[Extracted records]
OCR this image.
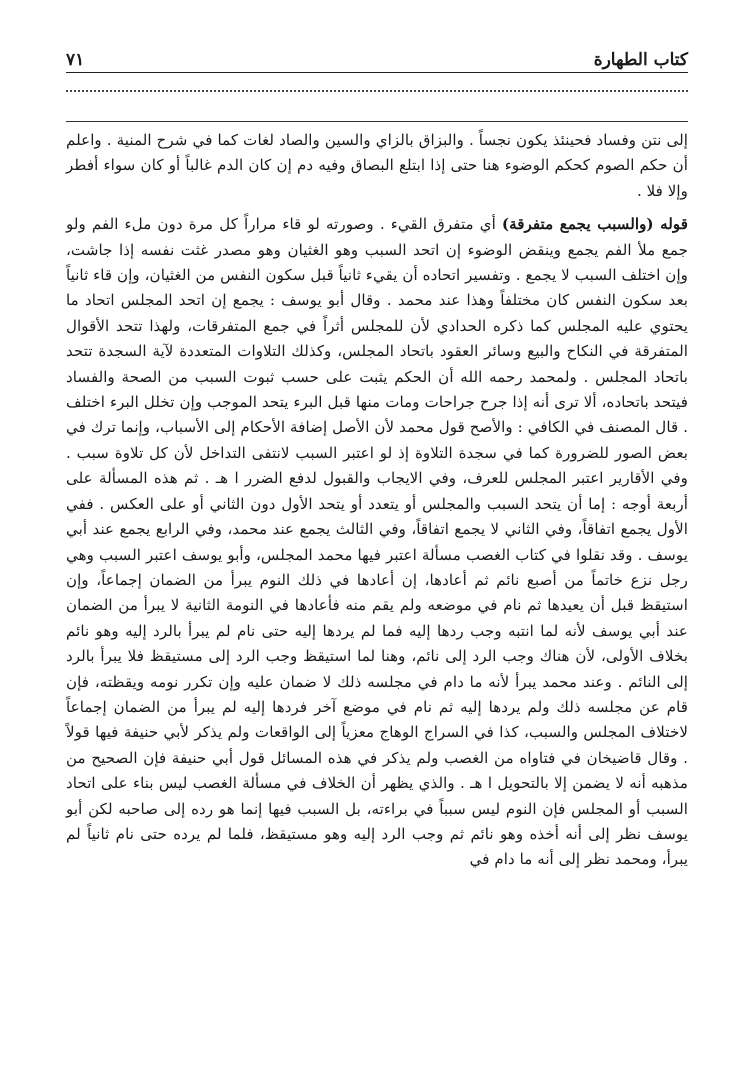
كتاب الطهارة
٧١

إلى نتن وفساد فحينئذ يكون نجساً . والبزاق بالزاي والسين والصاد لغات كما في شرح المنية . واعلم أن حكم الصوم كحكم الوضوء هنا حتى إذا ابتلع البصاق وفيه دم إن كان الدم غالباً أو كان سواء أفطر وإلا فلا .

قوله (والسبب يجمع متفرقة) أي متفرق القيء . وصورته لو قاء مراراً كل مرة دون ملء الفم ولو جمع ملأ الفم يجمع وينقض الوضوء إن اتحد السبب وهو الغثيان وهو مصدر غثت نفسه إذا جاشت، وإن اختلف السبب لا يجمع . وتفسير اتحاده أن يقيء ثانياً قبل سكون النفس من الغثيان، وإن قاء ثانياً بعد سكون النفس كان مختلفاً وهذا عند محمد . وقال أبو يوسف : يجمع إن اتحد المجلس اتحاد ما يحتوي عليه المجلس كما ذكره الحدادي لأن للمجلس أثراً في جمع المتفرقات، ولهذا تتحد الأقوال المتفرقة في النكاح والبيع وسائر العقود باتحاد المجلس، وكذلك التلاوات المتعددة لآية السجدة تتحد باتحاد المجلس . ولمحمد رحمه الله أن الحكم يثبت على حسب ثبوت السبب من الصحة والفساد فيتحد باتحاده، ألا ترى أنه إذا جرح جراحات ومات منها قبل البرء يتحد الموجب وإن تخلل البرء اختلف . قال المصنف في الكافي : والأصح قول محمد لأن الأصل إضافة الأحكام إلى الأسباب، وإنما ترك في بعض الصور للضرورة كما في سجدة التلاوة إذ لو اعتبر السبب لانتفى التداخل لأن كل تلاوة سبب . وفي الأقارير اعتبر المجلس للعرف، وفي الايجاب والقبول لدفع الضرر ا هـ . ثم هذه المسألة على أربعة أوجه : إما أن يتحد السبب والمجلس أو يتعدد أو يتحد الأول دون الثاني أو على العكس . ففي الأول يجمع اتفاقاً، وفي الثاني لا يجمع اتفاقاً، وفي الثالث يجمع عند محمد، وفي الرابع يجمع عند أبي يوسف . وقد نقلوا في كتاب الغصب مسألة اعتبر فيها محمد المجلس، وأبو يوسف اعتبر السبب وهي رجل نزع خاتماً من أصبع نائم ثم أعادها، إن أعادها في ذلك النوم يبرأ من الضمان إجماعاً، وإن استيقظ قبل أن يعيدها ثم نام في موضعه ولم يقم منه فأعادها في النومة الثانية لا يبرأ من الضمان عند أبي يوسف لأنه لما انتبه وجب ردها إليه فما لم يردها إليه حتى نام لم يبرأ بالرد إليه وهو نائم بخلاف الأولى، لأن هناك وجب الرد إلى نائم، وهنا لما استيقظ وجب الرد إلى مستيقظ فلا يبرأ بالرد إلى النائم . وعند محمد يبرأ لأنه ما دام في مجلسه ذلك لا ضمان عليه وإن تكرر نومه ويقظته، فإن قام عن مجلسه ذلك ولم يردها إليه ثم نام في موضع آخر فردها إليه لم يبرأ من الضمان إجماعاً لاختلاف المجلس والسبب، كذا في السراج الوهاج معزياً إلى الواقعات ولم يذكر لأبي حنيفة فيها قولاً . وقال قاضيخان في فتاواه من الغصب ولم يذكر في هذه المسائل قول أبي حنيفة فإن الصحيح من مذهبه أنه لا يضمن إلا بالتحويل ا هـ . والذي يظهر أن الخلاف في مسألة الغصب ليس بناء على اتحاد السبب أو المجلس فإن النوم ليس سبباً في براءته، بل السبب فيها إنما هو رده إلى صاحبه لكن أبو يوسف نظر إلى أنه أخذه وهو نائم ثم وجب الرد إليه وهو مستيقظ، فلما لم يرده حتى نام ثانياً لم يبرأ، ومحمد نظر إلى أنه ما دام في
* * *
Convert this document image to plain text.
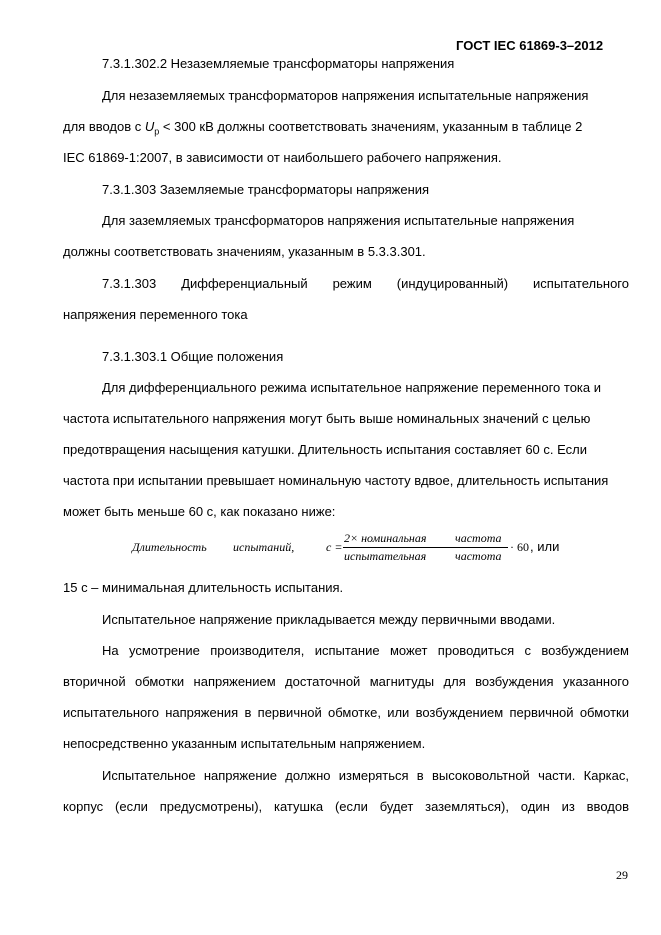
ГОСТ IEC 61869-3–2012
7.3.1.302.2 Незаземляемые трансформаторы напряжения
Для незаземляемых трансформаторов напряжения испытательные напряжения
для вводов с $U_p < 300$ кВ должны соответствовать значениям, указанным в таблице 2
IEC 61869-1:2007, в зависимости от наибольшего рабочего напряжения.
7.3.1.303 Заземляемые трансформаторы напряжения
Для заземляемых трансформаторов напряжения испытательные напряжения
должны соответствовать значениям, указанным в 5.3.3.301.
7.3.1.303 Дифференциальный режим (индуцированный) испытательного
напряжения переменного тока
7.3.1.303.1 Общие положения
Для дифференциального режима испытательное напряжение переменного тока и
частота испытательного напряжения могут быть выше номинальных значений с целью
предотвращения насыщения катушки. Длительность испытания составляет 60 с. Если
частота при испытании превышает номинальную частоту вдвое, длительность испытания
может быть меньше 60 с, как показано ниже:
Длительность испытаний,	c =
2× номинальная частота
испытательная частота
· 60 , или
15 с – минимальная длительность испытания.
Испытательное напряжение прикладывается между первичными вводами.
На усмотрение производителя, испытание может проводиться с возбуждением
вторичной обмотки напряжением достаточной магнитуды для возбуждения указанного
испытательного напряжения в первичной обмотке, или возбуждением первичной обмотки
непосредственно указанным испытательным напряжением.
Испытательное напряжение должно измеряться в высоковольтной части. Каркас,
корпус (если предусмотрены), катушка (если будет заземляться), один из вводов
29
---
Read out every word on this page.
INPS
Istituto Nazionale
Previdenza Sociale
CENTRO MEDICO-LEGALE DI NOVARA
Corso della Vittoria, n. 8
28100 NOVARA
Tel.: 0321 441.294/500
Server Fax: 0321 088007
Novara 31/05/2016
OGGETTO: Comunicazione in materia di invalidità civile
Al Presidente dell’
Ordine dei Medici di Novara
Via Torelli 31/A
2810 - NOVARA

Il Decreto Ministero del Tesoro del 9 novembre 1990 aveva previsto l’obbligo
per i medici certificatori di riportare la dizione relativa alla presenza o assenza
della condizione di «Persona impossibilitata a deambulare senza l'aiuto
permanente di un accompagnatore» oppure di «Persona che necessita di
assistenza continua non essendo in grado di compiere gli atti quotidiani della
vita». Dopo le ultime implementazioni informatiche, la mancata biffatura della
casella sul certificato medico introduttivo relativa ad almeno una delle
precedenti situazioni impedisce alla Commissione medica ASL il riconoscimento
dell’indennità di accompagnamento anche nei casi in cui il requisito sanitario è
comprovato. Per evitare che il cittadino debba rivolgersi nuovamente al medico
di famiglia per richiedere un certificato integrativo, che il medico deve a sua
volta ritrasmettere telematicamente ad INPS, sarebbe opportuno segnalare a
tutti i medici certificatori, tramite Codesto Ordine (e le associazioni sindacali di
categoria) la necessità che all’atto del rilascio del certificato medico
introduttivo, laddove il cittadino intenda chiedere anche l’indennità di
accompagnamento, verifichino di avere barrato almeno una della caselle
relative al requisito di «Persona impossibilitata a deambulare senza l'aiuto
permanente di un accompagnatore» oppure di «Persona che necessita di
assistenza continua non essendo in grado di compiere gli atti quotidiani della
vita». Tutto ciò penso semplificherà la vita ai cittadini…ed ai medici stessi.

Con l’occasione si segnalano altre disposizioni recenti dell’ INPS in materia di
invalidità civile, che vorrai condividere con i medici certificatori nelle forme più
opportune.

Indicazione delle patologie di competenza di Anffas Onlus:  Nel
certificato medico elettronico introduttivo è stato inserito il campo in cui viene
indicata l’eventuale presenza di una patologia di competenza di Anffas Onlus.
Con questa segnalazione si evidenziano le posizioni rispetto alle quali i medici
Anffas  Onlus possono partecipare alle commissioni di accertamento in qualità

Problem details: From the entries above, copy out every line where the string "частота" appears.

Exercise answer:
частота испытательного напряжения могут быть выше номинальных значений с целью
частота при испытании превышает номинальную частоту вдвое, длительность испытания
2× номинальная частота
испытательная частота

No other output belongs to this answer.